• PAGE TEXT:
● ● ●
Fear and Loathing in Barysau
On 8 November, in a repeat of his 2012 visit, Alexander Lukashenka sent waves through the headlines in all Belarusian media during a visit to a state-owned woodworking manufacturer Barysaudreu in Barysau, a town 60 km from Minsk.
The two events, separated by a year, bore different messages for the Belarusian political class. In November 2012, Lukashenka extended a blank cheque to the state-owned industry. Last week, confronted with the failure of his policy, the Belarusian autocrat resorted to fear-mongering and publicly fired several top officials.
Modernization as institutionalised waste
Last year’s visit from President Lukashenka to Barysaudreu sealed the acceleration of a kind of Belarusian analogue to an industrial “New Deal”. Under the label of “modernization”, large state-owned manufacturers received access to unprecedented amounts of public funds.
Launched in the late 2000s, the policy aimed to improve the competitiveness of Belarusian industry through massive investment in new equipment. As an example, by 2013 the modernization of the woodworking industry alone cost the state budget over 800 million USD.
This year, Alexander Lukashenka arrived in Barysau amid news of numerous flops with the process of “modernization”. The case of the Liahavichy flax factory became a poster child of waste, as the newly bought state-of-the-art equipment did not fit in the factory building. The inspection gave the Belarusian leader an opportunity to give his assessment of this “modernization” and the way in which it is conducted.
● ● ●
• GIVEN INSTRUCTION 1:
Switch "public funds" to "government money" and write out the Barysau article from "Modernization as institutionalised" to "800 million USD." with that change.
• GIVEN INSTRUCTION 2:
Please carry on the article about Lukashenka's Barysau visit, starting after its last sentence.

• DATA LINES:
● ● ●
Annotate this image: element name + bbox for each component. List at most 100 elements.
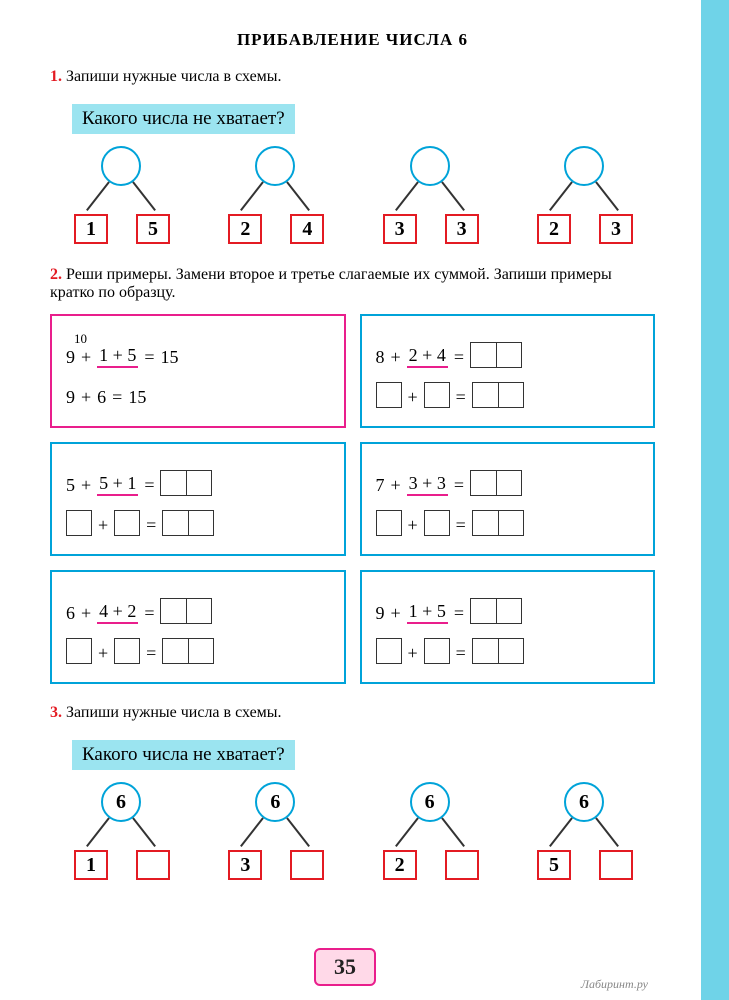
● ● ●
• FINAL RESULT 1:
Modernization as institutionalised waste
Last year’s visit from President Lukashenka to Barysaudreu sealed the acceleration of a kind of Belarusian analogue to an industrial “New Deal”. Under the label of “modernization”, large state-owned manufacturers received access to unprecedented amounts of government money.
Launched in the late 2000s, the policy aimed to improve the competitiveness of Belarusian industry through massive investment in new equipment. As an example, by 2013 the modernization of the woodworking industry alone cost the state budget over 800 million USD.

• FINAL RESULT 2:
What happened at Barysaudreu?
In his typical manner of combining a staged performance with scathing impromptu exchanges, the Belarusian strongman announced a series of sudden dismissals of top-tier officials. Assuming the role of a harsh manager, Lukashenka spared neither invectives nor threats.
He publicly sacked the deputy head of the Presidential Administration Andrei Tur, the governor of the Minsk region Barys Batura and the head of Bellesbumpram, Alexander Pereslautsau. A number of key top officials received harsh reprimands.
The dressing-down of high-level bureaucrats came at a peculiar time. Both official and independent economists have come to a rare agreement about a coming economic shock. In October 2013 the government and the National Bank presented a joint economic action plan. The plan combined some economic liberalization with public spending cuts. Independent analysts, such as Sergey Chaly, have long argued for structural reforms and currency devaluation.
In foreign policy, Lukashenka’s flirtations with the West neither got him IMF loans or EU investment nor any generous economic support from Russia. On October 28, the IMF mission left Minsk with a straightforward message -- no loans would be coming from the IMF to the beleaguered Belarusian economy. European politicians are openly sceptical about cooperation with Belarus within the existing “Eastern Partnership” framework.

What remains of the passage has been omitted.